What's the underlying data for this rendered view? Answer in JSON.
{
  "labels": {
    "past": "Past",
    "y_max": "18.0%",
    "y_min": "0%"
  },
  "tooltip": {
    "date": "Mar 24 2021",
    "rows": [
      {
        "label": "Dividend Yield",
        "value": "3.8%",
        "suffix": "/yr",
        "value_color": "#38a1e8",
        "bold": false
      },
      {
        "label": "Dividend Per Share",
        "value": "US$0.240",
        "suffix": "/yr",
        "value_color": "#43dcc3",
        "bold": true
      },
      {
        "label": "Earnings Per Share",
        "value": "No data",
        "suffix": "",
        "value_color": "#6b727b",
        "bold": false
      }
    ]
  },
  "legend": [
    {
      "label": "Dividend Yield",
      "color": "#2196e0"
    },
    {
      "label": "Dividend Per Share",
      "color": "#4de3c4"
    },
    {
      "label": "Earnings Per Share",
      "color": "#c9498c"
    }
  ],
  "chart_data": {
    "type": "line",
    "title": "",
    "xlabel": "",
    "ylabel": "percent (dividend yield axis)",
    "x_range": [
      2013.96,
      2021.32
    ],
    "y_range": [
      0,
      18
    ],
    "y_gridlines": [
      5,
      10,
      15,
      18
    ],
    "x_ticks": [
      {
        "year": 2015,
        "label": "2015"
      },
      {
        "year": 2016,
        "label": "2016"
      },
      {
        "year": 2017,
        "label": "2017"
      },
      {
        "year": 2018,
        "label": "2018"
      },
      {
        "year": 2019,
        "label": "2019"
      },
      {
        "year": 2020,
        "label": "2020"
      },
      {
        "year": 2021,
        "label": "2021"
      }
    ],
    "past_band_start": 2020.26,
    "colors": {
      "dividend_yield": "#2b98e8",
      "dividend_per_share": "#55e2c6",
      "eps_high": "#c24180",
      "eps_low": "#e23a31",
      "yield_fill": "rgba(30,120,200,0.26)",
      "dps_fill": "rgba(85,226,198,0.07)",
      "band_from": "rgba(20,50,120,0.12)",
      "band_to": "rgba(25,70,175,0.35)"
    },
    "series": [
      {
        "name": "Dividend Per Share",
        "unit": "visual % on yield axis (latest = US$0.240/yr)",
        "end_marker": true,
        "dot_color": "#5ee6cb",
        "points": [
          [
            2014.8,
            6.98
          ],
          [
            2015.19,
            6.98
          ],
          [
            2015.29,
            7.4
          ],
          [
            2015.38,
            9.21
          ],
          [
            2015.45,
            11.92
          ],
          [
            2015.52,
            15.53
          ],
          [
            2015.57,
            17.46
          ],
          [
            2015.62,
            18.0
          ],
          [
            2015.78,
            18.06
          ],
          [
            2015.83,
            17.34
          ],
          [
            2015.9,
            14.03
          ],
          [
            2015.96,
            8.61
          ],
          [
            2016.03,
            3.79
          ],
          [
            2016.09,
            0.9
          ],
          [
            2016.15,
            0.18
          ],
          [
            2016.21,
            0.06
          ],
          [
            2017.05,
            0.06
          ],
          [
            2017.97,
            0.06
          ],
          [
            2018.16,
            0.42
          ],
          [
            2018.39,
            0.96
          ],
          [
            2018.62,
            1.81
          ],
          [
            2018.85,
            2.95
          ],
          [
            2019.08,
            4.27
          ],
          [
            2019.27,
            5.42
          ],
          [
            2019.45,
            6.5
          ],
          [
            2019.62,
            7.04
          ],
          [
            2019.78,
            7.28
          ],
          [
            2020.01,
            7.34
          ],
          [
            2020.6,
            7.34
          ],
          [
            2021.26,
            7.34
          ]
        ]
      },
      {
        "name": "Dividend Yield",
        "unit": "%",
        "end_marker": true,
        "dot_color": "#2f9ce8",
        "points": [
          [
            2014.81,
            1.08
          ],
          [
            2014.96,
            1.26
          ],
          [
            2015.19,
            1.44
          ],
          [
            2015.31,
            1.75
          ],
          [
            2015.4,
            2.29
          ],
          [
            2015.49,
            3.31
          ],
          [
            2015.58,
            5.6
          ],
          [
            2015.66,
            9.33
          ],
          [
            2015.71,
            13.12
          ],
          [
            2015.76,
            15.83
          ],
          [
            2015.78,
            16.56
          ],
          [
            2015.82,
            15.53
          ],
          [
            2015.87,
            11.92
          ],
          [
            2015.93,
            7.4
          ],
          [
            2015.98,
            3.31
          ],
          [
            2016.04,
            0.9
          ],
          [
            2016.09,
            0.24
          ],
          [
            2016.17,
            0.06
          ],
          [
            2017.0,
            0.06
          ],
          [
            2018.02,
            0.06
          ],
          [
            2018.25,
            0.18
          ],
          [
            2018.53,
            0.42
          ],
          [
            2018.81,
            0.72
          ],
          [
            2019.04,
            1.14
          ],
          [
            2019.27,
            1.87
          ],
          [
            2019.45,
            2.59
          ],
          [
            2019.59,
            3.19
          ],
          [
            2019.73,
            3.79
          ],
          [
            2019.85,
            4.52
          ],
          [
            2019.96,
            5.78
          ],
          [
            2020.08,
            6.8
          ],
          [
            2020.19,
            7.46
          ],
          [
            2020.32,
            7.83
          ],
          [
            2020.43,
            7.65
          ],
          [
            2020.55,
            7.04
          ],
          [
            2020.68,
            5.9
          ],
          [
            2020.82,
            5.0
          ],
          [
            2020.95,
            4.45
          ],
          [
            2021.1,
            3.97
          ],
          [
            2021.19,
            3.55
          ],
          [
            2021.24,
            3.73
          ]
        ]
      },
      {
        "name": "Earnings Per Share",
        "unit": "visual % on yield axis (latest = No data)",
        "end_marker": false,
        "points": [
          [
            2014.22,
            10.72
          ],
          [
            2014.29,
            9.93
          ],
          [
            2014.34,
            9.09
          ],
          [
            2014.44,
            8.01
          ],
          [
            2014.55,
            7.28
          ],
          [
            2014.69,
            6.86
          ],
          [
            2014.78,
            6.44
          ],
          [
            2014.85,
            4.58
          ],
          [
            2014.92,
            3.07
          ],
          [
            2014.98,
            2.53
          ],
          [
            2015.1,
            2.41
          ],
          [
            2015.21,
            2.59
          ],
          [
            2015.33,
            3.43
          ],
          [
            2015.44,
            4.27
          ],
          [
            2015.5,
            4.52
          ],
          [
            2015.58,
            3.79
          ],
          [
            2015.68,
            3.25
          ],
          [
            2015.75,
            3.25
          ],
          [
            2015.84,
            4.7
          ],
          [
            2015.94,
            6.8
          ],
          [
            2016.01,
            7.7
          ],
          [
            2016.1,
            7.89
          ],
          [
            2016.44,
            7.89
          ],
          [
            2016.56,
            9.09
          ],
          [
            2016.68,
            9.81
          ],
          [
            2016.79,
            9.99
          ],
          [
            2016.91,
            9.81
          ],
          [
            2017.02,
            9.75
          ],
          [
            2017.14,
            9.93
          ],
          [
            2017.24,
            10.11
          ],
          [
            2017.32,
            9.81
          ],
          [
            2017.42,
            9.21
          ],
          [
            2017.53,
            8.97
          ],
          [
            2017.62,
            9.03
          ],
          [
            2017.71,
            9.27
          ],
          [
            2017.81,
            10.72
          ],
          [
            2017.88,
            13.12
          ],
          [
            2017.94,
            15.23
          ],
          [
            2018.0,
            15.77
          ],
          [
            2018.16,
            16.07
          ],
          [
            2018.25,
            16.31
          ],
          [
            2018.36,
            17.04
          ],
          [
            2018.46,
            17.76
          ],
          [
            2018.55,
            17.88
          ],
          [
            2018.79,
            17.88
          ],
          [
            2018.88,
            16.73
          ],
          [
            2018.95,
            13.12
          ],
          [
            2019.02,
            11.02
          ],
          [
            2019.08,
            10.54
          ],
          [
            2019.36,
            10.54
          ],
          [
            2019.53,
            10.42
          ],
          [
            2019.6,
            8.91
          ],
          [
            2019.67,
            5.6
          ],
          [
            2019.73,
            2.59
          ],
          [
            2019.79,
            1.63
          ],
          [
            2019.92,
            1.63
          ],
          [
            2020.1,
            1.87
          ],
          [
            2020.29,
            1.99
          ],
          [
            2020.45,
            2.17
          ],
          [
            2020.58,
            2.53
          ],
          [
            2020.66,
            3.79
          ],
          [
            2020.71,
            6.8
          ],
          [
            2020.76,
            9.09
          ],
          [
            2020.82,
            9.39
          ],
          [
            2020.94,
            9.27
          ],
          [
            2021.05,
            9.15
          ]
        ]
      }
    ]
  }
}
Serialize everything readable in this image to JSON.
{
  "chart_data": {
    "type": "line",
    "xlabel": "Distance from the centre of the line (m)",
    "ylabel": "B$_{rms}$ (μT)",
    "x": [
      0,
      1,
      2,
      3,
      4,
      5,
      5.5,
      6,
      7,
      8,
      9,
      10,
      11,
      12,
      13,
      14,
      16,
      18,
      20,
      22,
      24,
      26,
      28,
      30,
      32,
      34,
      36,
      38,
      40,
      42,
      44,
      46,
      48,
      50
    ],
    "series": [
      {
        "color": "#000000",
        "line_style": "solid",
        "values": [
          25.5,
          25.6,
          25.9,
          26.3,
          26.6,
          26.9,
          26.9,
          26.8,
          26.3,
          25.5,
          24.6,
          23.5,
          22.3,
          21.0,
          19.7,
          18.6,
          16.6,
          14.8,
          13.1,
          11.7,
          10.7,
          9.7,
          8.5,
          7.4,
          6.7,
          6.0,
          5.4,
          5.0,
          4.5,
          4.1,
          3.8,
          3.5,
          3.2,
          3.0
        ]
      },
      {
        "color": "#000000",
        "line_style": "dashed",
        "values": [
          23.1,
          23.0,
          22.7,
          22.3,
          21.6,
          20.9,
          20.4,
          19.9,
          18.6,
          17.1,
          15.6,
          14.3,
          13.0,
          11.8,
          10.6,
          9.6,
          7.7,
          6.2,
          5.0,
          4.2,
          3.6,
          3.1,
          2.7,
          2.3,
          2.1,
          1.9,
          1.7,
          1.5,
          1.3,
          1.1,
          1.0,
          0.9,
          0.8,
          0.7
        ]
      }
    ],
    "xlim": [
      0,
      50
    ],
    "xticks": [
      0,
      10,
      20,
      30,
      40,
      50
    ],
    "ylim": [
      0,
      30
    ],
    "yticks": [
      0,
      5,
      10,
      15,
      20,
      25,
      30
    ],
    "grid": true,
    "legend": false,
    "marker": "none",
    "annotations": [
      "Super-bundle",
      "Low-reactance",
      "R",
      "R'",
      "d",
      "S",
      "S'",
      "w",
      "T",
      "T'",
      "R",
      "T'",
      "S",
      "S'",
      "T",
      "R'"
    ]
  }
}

● ● ● ● ● ● ●

#### [Exercise requirements]
From the data above, copy each line that has the string "false".

#### [Result]
        "bold": false
        "bold": false
        "end_marker": false,
    "legend": false,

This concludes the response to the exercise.